> _Task objective_
Gather all lines in the entries below that include the word "educazione".

> _Excerpted data_

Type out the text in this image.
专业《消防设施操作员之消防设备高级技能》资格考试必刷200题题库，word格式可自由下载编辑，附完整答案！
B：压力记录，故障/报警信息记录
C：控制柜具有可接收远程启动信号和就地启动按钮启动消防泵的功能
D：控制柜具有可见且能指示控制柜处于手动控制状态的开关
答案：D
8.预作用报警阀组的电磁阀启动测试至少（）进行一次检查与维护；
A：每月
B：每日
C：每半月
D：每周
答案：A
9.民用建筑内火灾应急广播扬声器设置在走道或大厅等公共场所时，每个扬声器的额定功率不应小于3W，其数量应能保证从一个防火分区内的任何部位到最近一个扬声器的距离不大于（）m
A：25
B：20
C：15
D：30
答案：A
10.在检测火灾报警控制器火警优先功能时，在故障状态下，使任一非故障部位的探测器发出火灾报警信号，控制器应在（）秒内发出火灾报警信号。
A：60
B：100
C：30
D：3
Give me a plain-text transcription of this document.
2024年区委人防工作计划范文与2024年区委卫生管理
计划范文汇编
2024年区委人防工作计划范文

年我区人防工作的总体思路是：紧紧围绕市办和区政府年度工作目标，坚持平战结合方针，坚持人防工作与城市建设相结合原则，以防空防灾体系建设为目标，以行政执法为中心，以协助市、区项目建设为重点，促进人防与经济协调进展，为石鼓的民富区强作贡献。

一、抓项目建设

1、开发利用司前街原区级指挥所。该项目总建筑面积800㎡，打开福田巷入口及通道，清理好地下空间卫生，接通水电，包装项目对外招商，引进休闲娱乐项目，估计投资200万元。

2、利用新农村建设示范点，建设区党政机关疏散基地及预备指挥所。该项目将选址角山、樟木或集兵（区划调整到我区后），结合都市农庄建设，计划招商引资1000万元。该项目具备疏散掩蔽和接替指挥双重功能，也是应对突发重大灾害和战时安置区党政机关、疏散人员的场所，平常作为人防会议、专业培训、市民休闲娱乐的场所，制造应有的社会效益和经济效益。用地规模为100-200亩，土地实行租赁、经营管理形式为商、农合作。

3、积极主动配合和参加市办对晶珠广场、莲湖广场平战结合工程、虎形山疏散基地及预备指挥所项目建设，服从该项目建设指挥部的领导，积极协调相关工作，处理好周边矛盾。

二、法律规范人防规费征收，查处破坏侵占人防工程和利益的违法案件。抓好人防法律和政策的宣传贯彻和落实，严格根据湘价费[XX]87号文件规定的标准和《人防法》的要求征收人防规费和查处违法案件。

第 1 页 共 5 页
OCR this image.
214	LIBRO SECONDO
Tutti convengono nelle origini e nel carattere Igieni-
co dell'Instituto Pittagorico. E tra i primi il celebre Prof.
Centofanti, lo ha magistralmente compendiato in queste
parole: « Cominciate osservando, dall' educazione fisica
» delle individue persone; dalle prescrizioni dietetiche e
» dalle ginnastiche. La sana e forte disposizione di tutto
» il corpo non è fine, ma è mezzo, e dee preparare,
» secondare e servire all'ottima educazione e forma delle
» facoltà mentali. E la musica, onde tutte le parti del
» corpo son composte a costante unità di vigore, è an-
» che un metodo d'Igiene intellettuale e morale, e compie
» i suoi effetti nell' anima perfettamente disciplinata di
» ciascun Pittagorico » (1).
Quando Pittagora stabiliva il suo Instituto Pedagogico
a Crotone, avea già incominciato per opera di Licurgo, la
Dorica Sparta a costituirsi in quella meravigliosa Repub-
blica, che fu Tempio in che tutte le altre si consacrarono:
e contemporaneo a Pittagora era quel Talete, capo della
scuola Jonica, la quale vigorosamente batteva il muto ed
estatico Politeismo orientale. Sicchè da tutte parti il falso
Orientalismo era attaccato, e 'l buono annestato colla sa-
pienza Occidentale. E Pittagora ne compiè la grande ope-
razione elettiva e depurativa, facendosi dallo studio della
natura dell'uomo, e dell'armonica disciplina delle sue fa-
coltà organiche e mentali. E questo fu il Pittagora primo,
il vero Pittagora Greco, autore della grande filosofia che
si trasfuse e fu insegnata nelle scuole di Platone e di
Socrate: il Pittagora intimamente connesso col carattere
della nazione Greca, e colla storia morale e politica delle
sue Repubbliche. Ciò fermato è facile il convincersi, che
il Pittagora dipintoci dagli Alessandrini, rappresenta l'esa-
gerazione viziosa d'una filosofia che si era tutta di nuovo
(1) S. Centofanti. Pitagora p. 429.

> _Finished answer_
parole: « Cominciate osservando, dall' educazione fisica
» secondare e servire all'ottima educazione e forma delle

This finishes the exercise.